Figure collection entries
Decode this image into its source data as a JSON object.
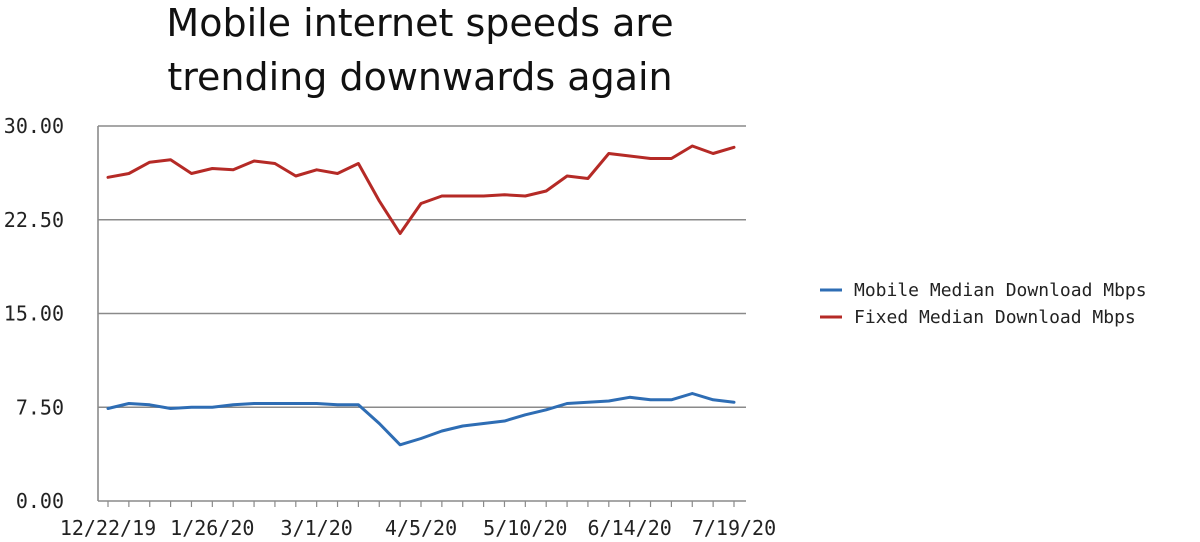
{
  "chart_data": {
    "type": "line",
    "title_lines": [
      "Mobile internet speeds are",
      "trending downwards again"
    ],
    "x": [
      "12/22/19",
      "12/29/19",
      "1/5/20",
      "1/12/20",
      "1/19/20",
      "1/26/20",
      "2/2/20",
      "2/9/20",
      "2/16/20",
      "2/23/20",
      "3/1/20",
      "3/8/20",
      "3/15/20",
      "3/22/20",
      "3/29/20",
      "4/5/20",
      "4/12/20",
      "4/19/20",
      "4/26/20",
      "5/3/20",
      "5/10/20",
      "5/17/20",
      "5/24/20",
      "5/31/20",
      "6/7/20",
      "6/14/20",
      "6/21/20",
      "6/28/20",
      "7/5/20",
      "7/12/20",
      "7/19/20"
    ],
    "x_tick_labels": [
      "12/22/19",
      "1/26/20",
      "3/1/20",
      "4/5/20",
      "5/10/20",
      "6/14/20",
      "7/19/20"
    ],
    "ylim": [
      0,
      30
    ],
    "y_tick_labels": [
      "0.00",
      "7.50",
      "15.00",
      "22.50",
      "30.00"
    ],
    "grid": true,
    "legend_position": "right",
    "series": [
      {
        "name": "Mobile Median Download Mbps",
        "color": "#2e6db4",
        "values": [
          7.4,
          7.8,
          7.7,
          7.4,
          7.5,
          7.5,
          7.7,
          7.8,
          7.8,
          7.8,
          7.8,
          7.7,
          7.7,
          6.2,
          4.5,
          5.0,
          5.6,
          6.0,
          6.2,
          6.4,
          6.9,
          7.3,
          7.8,
          7.9,
          8.0,
          8.3,
          8.1,
          8.1,
          8.6,
          8.1,
          7.9
        ]
      },
      {
        "name": "Fixed Median Download Mbps",
        "color": "#b52a26",
        "values": [
          25.9,
          26.2,
          27.1,
          27.3,
          26.2,
          26.6,
          26.5,
          27.2,
          27.0,
          26.0,
          26.5,
          26.2,
          27.0,
          24.0,
          21.4,
          23.8,
          24.4,
          24.4,
          24.4,
          24.5,
          24.4,
          24.8,
          26.0,
          25.8,
          27.8,
          27.6,
          27.4,
          27.4,
          28.4,
          27.8,
          28.3
        ]
      }
    ]
  },
  "colors": {
    "grid": "#8a8a8a",
    "axis": "#8a8a8a"
  }
}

**INSTRUCTIONS FOR THE TASK**
Give an exact reproduction of every line, leaving out any picture.

**RESULT OF THE TASK**
Decode this image into its source data as a JSON object.
{
  "chart_data": {
    "type": "line",
    "title_lines": [
      "Mobile internet speeds are",
      "trending downwards again"
    ],
    "x": [
      "12/22/19",
      "12/29/19",
      "1/5/20",
      "1/12/20",
      "1/19/20",
      "1/26/20",
      "2/2/20",
      "2/9/20",
      "2/16/20",
      "2/23/20",
      "3/1/20",
      "3/8/20",
      "3/15/20",
      "3/22/20",
      "3/29/20",
      "4/5/20",
      "4/12/20",
      "4/19/20",
      "4/26/20",
      "5/3/20",
      "5/10/20",
      "5/17/20",
      "5/24/20",
      "5/31/20",
      "6/7/20",
      "6/14/20",
      "6/21/20",
      "6/28/20",
      "7/5/20",
      "7/12/20",
      "7/19/20"
    ],
    "x_tick_labels": [
      "12/22/19",
      "1/26/20",
      "3/1/20",
      "4/5/20",
      "5/10/20",
      "6/14/20",
      "7/19/20"
    ],
    "ylim": [
      0,
      30
    ],
    "y_tick_labels": [
      "0.00",
      "7.50",
      "15.00",
      "22.50",
      "30.00"
    ],
    "grid": true,
    "legend_position": "right",
    "series": [
      {
        "name": "Mobile Median Download Mbps",
        "color": "#2e6db4",
        "values": [
          7.4,
          7.8,
          7.7,
          7.4,
          7.5,
          7.5,
          7.7,
          7.8,
          7.8,
          7.8,
          7.8,
          7.7,
          7.7,
          6.2,
          4.5,
          5.0,
          5.6,
          6.0,
          6.2,
          6.4,
          6.9,
          7.3,
          7.8,
          7.9,
          8.0,
          8.3,
          8.1,
          8.1,
          8.6,
          8.1,
          7.9
        ]
      },
      {
        "name": "Fixed Median Download Mbps",
        "color": "#b52a26",
        "values": [
          25.9,
          26.2,
          27.1,
          27.3,
          26.2,
          26.6,
          26.5,
          27.2,
          27.0,
          26.0,
          26.5,
          26.2,
          27.0,
          24.0,
          21.4,
          23.8,
          24.4,
          24.4,
          24.4,
          24.5,
          24.4,
          24.8,
          26.0,
          25.8,
          27.8,
          27.6,
          27.4,
          27.4,
          28.4,
          27.8,
          28.3
        ]
      }
    ]
  },
  "colors": {
    "grid": "#8a8a8a",
    "axis": "#8a8a8a"
  }
}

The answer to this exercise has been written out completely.